▸ **DATASET EXTRACT**:
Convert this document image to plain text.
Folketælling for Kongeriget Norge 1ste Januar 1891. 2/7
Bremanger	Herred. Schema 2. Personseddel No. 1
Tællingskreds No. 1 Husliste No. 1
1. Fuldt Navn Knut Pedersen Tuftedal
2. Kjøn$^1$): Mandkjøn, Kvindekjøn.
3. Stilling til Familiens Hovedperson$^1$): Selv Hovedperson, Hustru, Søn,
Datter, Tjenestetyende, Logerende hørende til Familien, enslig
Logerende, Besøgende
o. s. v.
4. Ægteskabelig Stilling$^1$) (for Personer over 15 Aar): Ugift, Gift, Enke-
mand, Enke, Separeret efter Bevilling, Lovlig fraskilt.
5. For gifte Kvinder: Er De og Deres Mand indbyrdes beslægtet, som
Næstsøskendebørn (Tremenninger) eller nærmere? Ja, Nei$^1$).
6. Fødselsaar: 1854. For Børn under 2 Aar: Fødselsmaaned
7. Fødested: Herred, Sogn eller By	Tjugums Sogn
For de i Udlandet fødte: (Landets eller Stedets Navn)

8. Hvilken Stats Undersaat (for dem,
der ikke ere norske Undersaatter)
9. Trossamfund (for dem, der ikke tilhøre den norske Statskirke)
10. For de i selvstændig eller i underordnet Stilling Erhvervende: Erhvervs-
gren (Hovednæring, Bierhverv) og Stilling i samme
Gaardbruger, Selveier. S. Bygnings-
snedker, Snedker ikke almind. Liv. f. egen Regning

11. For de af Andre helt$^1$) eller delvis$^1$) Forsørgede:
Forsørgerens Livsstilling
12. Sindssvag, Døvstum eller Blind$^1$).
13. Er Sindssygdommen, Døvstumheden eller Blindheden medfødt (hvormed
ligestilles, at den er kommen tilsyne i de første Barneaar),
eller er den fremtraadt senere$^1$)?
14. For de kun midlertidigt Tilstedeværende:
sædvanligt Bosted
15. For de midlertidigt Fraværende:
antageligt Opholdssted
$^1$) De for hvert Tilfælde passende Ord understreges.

▸ **WRITTEN TASK**: Copy out each record exactly as given, omitting none.

▸ **FINISHED EXERCISE**:
Convert this document image to plain text.
Folketælling for Kongeriget Norge 1ste Januar 1891. 2/7
Bremanger	Herred. Schema 2. Personseddel No. 1
Tællingskreds No. 1 Husliste No. 1
1. Fuldt Navn Knut Pedersen Tuftedal
2. Kjøn$^1$): Mandkjøn, Kvindekjøn.
3. Stilling til Familiens Hovedperson$^1$): Selv Hovedperson, Hustru, Søn,
Datter, Tjenestetyende, Logerende hørende til Familien, enslig
Logerende, Besøgende
o. s. v.
4. Ægteskabelig Stilling$^1$) (for Personer over 15 Aar): Ugift, Gift, Enke-
mand, Enke, Separeret efter Bevilling, Lovlig fraskilt.
5. For gifte Kvinder: Er De og Deres Mand indbyrdes beslægtet, som
Næstsøskendebørn (Tremenninger) eller nærmere? Ja, Nei$^1$).
6. Fødselsaar: 1854. For Børn under 2 Aar: Fødselsmaaned
7. Fødested: Herred, Sogn eller By	Tjugums Sogn
For de i Udlandet fødte: (Landets eller Stedets Navn)

8. Hvilken Stats Undersaat (for dem,
der ikke ere norske Undersaatter)
9. Trossamfund (for dem, der ikke tilhøre den norske Statskirke)
10. For de i selvstændig eller i underordnet Stilling Erhvervende: Erhvervs-
gren (Hovednæring, Bierhverv) og Stilling i samme
Gaardbruger, Selveier. S. Bygnings-
snedker, Snedker ikke almind. Liv. f. egen Regning

11. For de af Andre helt$^1$) eller delvis$^1$) Forsørgede:
Forsørgerens Livsstilling
12. Sindssvag, Døvstum eller Blind$^1$).
13. Er Sindssygdommen, Døvstumheden eller Blindheden medfødt (hvormed
ligestilles, at den er kommen tilsyne i de første Barneaar),
eller er den fremtraadt senere$^1$)?
14. For de kun midlertidigt Tilstedeværende:
sædvanligt Bosted
15. For de midlertidigt Fraværende:
antageligt Opholdssted
$^1$) De for hvert Tilfælde passende Ord understreges.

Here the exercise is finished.